(Items from a data source)
++++++++++

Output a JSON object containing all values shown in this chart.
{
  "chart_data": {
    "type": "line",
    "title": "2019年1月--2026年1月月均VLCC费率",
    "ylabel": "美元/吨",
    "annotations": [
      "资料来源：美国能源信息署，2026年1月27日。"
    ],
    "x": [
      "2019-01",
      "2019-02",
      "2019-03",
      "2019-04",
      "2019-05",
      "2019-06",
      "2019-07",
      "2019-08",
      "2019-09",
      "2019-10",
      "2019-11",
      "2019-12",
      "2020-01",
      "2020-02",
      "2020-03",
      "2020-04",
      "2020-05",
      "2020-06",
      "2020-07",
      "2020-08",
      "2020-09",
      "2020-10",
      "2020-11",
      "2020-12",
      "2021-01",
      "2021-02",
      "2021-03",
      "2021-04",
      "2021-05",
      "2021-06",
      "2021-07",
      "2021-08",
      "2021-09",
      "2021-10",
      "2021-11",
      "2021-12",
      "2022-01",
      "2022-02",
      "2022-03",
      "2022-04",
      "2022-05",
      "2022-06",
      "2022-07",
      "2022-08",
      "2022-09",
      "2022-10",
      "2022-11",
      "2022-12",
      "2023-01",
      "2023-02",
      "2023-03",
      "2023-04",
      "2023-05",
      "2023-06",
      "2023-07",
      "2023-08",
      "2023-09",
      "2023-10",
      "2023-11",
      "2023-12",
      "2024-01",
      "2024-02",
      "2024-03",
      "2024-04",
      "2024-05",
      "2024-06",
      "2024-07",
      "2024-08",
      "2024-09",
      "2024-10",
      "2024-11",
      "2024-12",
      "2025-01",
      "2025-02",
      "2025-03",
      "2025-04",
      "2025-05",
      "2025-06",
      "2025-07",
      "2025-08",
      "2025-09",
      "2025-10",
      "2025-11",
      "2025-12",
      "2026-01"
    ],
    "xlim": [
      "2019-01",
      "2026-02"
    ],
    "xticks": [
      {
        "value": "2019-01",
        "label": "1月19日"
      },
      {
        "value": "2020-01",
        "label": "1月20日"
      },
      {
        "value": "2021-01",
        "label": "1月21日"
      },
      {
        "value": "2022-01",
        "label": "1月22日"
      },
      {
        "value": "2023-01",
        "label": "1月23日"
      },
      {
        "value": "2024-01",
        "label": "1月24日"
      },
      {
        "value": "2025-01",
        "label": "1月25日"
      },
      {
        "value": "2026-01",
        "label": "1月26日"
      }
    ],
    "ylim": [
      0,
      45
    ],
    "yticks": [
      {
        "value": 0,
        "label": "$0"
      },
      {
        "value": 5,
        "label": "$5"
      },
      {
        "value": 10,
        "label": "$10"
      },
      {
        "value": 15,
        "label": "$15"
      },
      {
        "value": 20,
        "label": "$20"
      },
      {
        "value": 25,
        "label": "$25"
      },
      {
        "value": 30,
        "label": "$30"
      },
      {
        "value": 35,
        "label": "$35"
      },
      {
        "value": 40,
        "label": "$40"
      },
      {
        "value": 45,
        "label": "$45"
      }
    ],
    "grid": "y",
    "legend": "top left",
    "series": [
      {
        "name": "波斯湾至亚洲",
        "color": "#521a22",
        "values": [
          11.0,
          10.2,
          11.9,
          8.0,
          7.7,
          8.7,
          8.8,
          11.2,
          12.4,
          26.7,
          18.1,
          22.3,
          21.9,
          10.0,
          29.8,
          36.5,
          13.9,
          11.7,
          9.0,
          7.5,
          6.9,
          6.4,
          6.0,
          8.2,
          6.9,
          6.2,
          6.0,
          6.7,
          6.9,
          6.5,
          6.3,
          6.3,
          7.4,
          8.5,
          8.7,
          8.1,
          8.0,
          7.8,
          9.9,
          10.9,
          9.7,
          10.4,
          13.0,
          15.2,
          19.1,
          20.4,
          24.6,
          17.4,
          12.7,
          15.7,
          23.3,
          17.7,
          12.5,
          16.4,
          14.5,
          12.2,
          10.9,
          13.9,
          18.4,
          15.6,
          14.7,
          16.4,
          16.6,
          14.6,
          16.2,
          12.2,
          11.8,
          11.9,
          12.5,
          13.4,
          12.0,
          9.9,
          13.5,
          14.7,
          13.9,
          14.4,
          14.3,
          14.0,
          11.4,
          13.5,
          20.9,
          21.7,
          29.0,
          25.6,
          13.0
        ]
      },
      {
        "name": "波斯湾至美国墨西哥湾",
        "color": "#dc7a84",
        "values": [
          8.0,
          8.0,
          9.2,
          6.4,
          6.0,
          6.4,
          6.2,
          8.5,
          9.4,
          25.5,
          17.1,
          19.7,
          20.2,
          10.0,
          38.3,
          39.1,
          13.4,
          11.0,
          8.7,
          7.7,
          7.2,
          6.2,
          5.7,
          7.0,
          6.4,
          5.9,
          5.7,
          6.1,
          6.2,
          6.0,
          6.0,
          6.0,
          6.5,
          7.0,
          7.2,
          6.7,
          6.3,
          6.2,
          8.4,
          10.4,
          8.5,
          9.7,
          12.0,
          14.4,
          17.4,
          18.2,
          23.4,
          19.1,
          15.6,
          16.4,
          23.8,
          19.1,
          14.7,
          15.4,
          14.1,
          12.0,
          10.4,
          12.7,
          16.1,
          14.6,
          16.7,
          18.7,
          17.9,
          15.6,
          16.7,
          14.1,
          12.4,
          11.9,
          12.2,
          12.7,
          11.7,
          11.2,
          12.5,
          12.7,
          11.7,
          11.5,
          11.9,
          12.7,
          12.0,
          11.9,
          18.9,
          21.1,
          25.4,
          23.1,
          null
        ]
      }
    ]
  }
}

++++++++++

▶ **Request**: Extract all of the material exactly as it is written.

▶ **Output below**:
Output a JSON object containing all values shown in this chart.
{
  "chart_data": {
    "type": "line",
    "title": "2019年1月--2026年1月月均VLCC费率",
    "ylabel": "美元/吨",
    "annotations": [
      "资料来源：美国能源信息署，2026年1月27日。"
    ],
    "x": [
      "2019-01",
      "2019-02",
      "2019-03",
      "2019-04",
      "2019-05",
      "2019-06",
      "2019-07",
      "2019-08",
      "2019-09",
      "2019-10",
      "2019-11",
      "2019-12",
      "2020-01",
      "2020-02",
      "2020-03",
      "2020-04",
      "2020-05",
      "2020-06",
      "2020-07",
      "2020-08",
      "2020-09",
      "2020-10",
      "2020-11",
      "2020-12",
      "2021-01",
      "2021-02",
      "2021-03",
      "2021-04",
      "2021-05",
      "2021-06",
      "2021-07",
      "2021-08",
      "2021-09",
      "2021-10",
      "2021-11",
      "2021-12",
      "2022-01",
      "2022-02",
      "2022-03",
      "2022-04",
      "2022-05",
      "2022-06",
      "2022-07",
      "2022-08",
      "2022-09",
      "2022-10",
      "2022-11",
      "2022-12",
      "2023-01",
      "2023-02",
      "2023-03",
      "2023-04",
      "2023-05",
      "2023-06",
      "2023-07",
      "2023-08",
      "2023-09",
      "2023-10",
      "2023-11",
      "2023-12",
      "2024-01",
      "2024-02",
      "2024-03",
      "2024-04",
      "2024-05",
      "2024-06",
      "2024-07",
      "2024-08",
      "2024-09",
      "2024-10",
      "2024-11",
      "2024-12",
      "2025-01",
      "2025-02",
      "2025-03",
      "2025-04",
      "2025-05",
      "2025-06",
      "2025-07",
      "2025-08",
      "2025-09",
      "2025-10",
      "2025-11",
      "2025-12",
      "2026-01"
    ],
    "xlim": [
      "2019-01",
      "2026-02"
    ],
    "xticks": [
      {
        "value": "2019-01",
        "label": "1月19日"
      },
      {
        "value": "2020-01",
        "label": "1月20日"
      },
      {
        "value": "2021-01",
        "label": "1月21日"
      },
      {
        "value": "2022-01",
        "label": "1月22日"
      },
      {
        "value": "2023-01",
        "label": "1月23日"
      },
      {
        "value": "2024-01",
        "label": "1月24日"
      },
      {
        "value": "2025-01",
        "label": "1月25日"
      },
      {
        "value": "2026-01",
        "label": "1月26日"
      }
    ],
    "ylim": [
      0,
      45
    ],
    "yticks": [
      {
        "value": 0,
        "label": "$0"
      },
      {
        "value": 5,
        "label": "$5"
      },
      {
        "value": 10,
        "label": "$10"
      },
      {
        "value": 15,
        "label": "$15"
      },
      {
        "value": 20,
        "label": "$20"
      },
      {
        "value": 25,
        "label": "$25"
      },
      {
        "value": 30,
        "label": "$30"
      },
      {
        "value": 35,
        "label": "$35"
      },
      {
        "value": 40,
        "label": "$40"
      },
      {
        "value": 45,
        "label": "$45"
      }
    ],
    "grid": "y",
    "legend": "top left",
    "series": [
      {
        "name": "波斯湾至亚洲",
        "color": "#521a22",
        "values": [
          11.0,
          10.2,
          11.9,
          8.0,
          7.7,
          8.7,
          8.8,
          11.2,
          12.4,
          26.7,
          18.1,
          22.3,
          21.9,
          10.0,
          29.8,
          36.5,
          13.9,
          11.7,
          9.0,
          7.5,
          6.9,
          6.4,
          6.0,
          8.2,
          6.9,
          6.2,
          6.0,
          6.7,
          6.9,
          6.5,
          6.3,
          6.3,
          7.4,
          8.5,
          8.7,
          8.1,
          8.0,
          7.8,
          9.9,
          10.9,
          9.7,
          10.4,
          13.0,
          15.2,
          19.1,
          20.4,
          24.6,
          17.4,
          12.7,
          15.7,
          23.3,
          17.7,
          12.5,
          16.4,
          14.5,
          12.2,
          10.9,
          13.9,
          18.4,
          15.6,
          14.7,
          16.4,
          16.6,
          14.6,
          16.2,
          12.2,
          11.8,
          11.9,
          12.5,
          13.4,
          12.0,
          9.9,
          13.5,
          14.7,
          13.9,
          14.4,
          14.3,
          14.0,
          11.4,
          13.5,
          20.9,
          21.7,
          29.0,
          25.6,
          13.0
        ]
      },
      {
        "name": "波斯湾至美国墨西哥湾",
        "color": "#dc7a84",
        "values": [
          8.0,
          8.0,
          9.2,
          6.4,
          6.0,
          6.4,
          6.2,
          8.5,
          9.4,
          25.5,
          17.1,
          19.7,
          20.2,
          10.0,
          38.3,
          39.1,
          13.4,
          11.0,
          8.7,
          7.7,
          7.2,
          6.2,
          5.7,
          7.0,
          6.4,
          5.9,
          5.7,
          6.1,
          6.2,
          6.0,
          6.0,
          6.0,
          6.5,
          7.0,
          7.2,
          6.7,
          6.3,
          6.2,
          8.4,
          10.4,
          8.5,
          9.7,
          12.0,
          14.4,
          17.4,
          18.2,
          23.4,
          19.1,
          15.6,
          16.4,
          23.8,
          19.1,
          14.7,
          15.4,
          14.1,
          12.0,
          10.4,
          12.7,
          16.1,
          14.6,
          16.7,
          18.7,
          17.9,
          15.6,
          16.7,
          14.1,
          12.4,
          11.9,
          12.2,
          12.7,
          11.7,
          11.2,
          12.5,
          12.7,
          11.7,
          11.5,
          11.9,
          12.7,
          12.0,
          11.9,
          18.9,
          21.1,
          25.4,
          23.1,
          null
        ]
      }
    ]
  }
}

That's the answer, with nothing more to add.